═════ Working data

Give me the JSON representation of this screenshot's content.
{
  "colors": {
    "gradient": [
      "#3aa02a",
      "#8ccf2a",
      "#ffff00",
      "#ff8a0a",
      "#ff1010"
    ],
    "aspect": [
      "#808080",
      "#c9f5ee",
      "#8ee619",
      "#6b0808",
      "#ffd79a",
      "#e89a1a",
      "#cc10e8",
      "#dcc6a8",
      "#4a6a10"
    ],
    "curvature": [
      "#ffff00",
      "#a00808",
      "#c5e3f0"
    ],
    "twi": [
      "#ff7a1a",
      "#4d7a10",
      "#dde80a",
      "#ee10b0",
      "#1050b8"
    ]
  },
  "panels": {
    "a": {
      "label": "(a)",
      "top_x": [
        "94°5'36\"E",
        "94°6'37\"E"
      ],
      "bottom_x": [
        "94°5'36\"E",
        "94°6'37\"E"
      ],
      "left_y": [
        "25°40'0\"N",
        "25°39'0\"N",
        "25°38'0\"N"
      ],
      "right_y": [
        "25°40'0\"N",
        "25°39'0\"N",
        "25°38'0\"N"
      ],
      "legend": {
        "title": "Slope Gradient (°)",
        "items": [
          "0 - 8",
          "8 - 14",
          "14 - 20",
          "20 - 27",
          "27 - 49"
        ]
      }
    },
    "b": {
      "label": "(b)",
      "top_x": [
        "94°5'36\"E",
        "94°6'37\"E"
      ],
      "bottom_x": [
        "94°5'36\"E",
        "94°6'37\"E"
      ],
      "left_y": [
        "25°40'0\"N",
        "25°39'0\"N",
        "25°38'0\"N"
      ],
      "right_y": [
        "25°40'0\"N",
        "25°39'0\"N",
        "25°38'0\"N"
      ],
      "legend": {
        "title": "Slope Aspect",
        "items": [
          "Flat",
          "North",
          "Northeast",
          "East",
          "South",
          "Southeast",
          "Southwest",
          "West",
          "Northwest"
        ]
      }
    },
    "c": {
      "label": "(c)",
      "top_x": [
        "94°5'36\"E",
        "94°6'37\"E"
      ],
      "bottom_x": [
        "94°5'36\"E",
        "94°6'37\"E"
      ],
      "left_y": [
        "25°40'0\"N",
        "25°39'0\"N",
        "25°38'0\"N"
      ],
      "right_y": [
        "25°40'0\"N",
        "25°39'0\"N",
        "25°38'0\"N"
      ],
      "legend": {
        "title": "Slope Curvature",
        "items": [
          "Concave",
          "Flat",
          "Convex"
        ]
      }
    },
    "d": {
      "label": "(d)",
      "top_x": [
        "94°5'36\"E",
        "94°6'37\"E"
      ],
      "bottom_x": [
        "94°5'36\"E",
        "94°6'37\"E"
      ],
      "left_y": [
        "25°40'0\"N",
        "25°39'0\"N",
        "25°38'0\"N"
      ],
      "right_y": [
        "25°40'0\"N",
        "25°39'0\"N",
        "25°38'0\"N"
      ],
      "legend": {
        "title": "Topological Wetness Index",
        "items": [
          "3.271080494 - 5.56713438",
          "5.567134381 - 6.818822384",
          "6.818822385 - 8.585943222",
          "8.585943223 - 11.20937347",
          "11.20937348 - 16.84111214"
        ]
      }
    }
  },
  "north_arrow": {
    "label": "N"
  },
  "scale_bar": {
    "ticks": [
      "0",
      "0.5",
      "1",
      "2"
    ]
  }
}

══════════

■ What is being asked ■
Pick out all lines containing the string "title".

■ Solved exercise ■
        "title": "Slope Gradient (°)",
        "title": "Slope Aspect",
        "title": "Slope Curvature",
        "title": "Topological Wetness Index",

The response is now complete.